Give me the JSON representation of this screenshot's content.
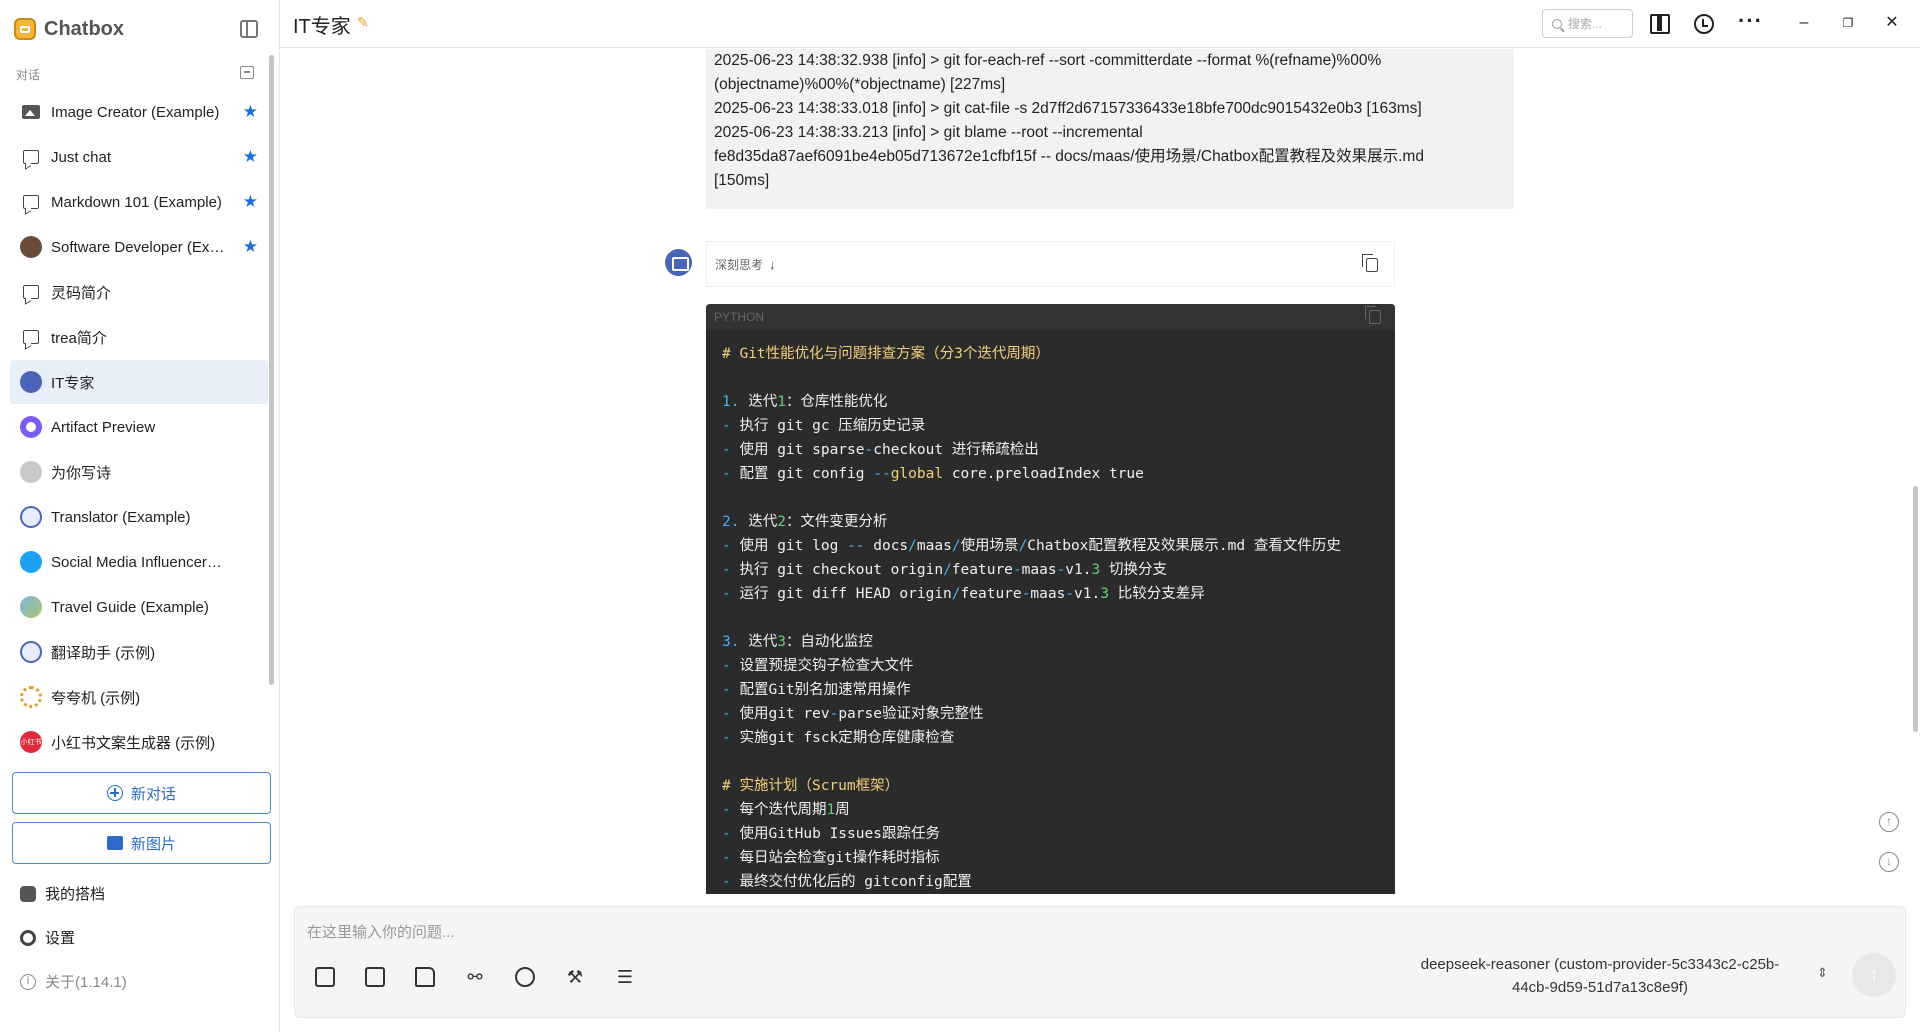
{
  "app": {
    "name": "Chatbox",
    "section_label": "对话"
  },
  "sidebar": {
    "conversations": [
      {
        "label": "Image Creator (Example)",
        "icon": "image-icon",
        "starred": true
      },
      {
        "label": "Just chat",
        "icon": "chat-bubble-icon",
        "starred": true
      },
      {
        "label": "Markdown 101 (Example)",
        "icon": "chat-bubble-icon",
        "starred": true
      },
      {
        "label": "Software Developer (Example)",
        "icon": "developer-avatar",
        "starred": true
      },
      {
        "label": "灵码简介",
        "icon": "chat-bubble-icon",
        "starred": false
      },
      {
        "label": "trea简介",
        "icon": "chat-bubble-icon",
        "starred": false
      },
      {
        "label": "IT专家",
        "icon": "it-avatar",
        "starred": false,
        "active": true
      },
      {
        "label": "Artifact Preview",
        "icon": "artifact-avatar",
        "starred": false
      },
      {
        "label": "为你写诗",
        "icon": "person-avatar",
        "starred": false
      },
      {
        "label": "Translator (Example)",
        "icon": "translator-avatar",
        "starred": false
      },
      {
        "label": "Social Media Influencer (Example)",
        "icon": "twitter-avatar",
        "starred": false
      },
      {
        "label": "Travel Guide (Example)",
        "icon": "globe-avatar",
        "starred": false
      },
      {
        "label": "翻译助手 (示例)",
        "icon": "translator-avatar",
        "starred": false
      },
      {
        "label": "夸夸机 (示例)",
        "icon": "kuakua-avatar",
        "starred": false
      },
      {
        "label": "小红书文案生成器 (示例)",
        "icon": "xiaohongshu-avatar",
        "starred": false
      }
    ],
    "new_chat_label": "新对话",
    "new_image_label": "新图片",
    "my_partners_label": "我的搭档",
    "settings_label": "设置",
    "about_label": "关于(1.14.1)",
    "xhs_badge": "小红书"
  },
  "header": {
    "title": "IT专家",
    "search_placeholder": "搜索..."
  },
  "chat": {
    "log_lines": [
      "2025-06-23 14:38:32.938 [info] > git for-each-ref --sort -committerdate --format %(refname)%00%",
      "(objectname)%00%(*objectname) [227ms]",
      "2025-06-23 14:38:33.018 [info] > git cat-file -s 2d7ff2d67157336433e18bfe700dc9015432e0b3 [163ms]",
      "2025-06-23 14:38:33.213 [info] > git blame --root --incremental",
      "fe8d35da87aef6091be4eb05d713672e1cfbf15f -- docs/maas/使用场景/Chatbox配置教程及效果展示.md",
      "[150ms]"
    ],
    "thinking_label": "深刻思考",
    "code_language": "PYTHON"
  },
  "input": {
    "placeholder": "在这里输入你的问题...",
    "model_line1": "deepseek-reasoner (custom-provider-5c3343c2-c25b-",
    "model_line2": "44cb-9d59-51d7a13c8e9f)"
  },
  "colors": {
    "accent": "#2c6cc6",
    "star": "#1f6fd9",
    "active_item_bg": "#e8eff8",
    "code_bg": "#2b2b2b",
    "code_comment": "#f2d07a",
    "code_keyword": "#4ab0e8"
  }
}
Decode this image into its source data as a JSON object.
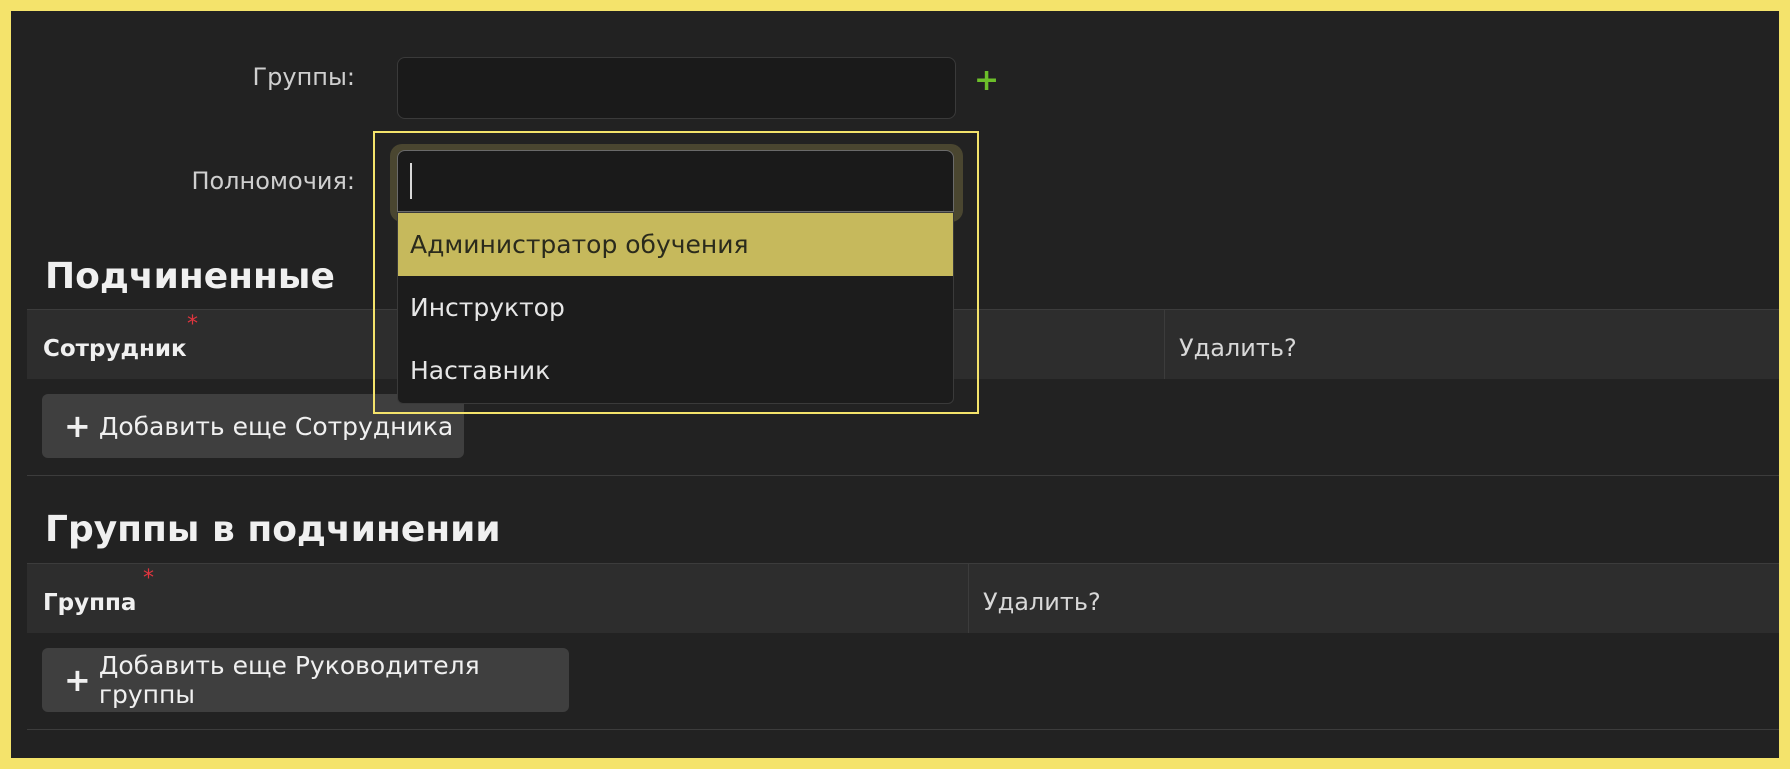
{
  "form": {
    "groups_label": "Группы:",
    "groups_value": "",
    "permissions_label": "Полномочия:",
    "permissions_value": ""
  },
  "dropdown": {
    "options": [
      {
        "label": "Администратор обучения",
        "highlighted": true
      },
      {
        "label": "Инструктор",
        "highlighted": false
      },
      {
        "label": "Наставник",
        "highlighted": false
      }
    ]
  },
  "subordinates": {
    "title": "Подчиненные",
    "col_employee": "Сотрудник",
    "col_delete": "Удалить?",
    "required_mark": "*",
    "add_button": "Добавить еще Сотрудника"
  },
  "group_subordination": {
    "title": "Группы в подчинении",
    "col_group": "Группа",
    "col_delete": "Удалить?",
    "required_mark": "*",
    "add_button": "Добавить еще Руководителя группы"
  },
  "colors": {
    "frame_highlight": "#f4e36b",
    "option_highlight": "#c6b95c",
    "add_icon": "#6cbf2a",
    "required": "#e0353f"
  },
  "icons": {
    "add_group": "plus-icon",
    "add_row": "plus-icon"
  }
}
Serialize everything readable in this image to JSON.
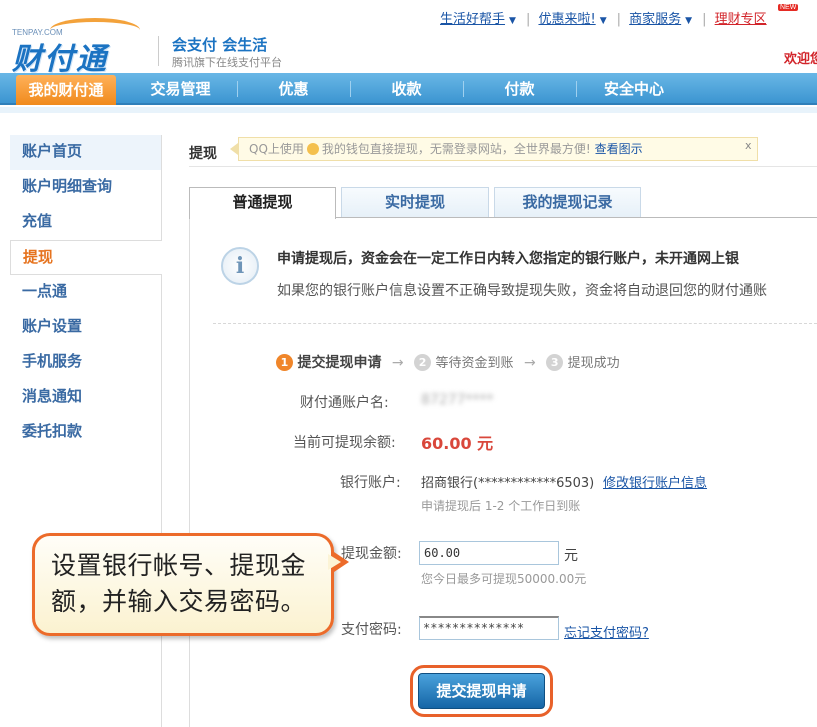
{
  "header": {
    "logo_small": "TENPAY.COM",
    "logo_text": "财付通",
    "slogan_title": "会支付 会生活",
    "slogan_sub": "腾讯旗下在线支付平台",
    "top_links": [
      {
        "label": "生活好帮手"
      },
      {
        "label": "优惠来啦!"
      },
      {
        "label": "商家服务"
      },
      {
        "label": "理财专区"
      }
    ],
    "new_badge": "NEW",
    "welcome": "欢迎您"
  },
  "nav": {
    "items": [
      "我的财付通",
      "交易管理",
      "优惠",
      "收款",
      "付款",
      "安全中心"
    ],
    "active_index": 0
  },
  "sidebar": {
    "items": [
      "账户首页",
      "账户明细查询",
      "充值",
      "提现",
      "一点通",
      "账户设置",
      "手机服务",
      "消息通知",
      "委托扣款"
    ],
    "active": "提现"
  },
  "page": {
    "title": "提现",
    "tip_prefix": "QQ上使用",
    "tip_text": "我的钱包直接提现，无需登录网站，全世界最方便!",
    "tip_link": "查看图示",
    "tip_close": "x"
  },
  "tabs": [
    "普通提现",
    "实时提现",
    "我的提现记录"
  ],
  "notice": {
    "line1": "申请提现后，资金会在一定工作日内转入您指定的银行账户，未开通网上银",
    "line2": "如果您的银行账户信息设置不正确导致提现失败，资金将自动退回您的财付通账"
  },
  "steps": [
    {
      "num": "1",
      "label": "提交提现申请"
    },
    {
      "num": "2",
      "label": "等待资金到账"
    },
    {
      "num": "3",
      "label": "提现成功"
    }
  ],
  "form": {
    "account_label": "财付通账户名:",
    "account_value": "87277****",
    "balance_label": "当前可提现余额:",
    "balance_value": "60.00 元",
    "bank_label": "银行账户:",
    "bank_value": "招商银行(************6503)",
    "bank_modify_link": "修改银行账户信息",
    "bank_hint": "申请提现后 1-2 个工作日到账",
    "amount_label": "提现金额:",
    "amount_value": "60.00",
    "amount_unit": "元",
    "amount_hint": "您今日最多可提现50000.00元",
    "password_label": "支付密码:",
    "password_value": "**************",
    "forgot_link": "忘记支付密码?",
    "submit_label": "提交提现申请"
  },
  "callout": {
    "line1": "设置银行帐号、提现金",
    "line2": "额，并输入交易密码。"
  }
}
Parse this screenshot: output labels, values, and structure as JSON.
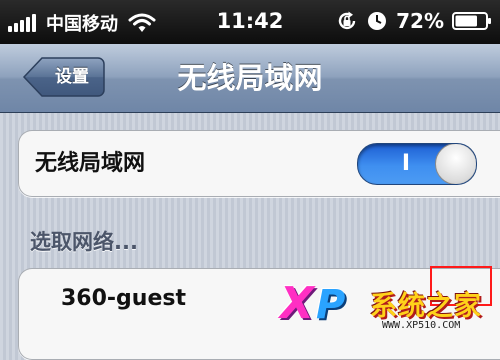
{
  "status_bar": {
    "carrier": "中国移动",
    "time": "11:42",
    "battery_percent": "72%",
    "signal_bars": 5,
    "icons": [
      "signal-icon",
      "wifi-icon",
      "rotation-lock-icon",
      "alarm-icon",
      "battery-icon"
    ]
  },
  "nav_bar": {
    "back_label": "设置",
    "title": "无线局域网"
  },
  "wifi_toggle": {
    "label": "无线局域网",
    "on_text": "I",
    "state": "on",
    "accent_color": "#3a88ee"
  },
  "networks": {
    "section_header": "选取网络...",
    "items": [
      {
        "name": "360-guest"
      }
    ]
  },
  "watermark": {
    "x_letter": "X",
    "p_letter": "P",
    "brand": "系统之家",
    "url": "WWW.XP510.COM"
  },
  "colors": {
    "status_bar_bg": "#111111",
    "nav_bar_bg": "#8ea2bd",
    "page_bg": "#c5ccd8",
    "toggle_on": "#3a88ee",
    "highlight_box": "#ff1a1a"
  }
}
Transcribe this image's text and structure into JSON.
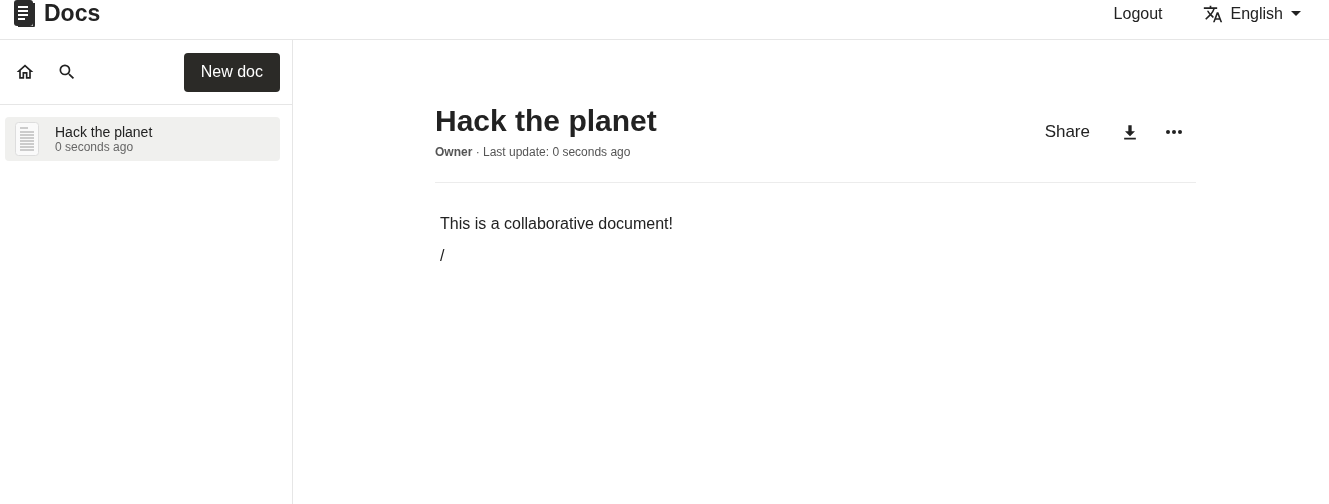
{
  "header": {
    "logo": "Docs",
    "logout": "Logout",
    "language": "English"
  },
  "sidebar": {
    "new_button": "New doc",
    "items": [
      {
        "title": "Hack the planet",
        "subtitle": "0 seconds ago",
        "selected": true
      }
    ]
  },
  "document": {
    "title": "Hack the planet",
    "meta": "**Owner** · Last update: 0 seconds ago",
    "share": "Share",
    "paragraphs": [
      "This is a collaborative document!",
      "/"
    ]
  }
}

==*==

_Goal_: What is the number of lines in the data holding the word "into"? Reply with that number only.

_The response_: 2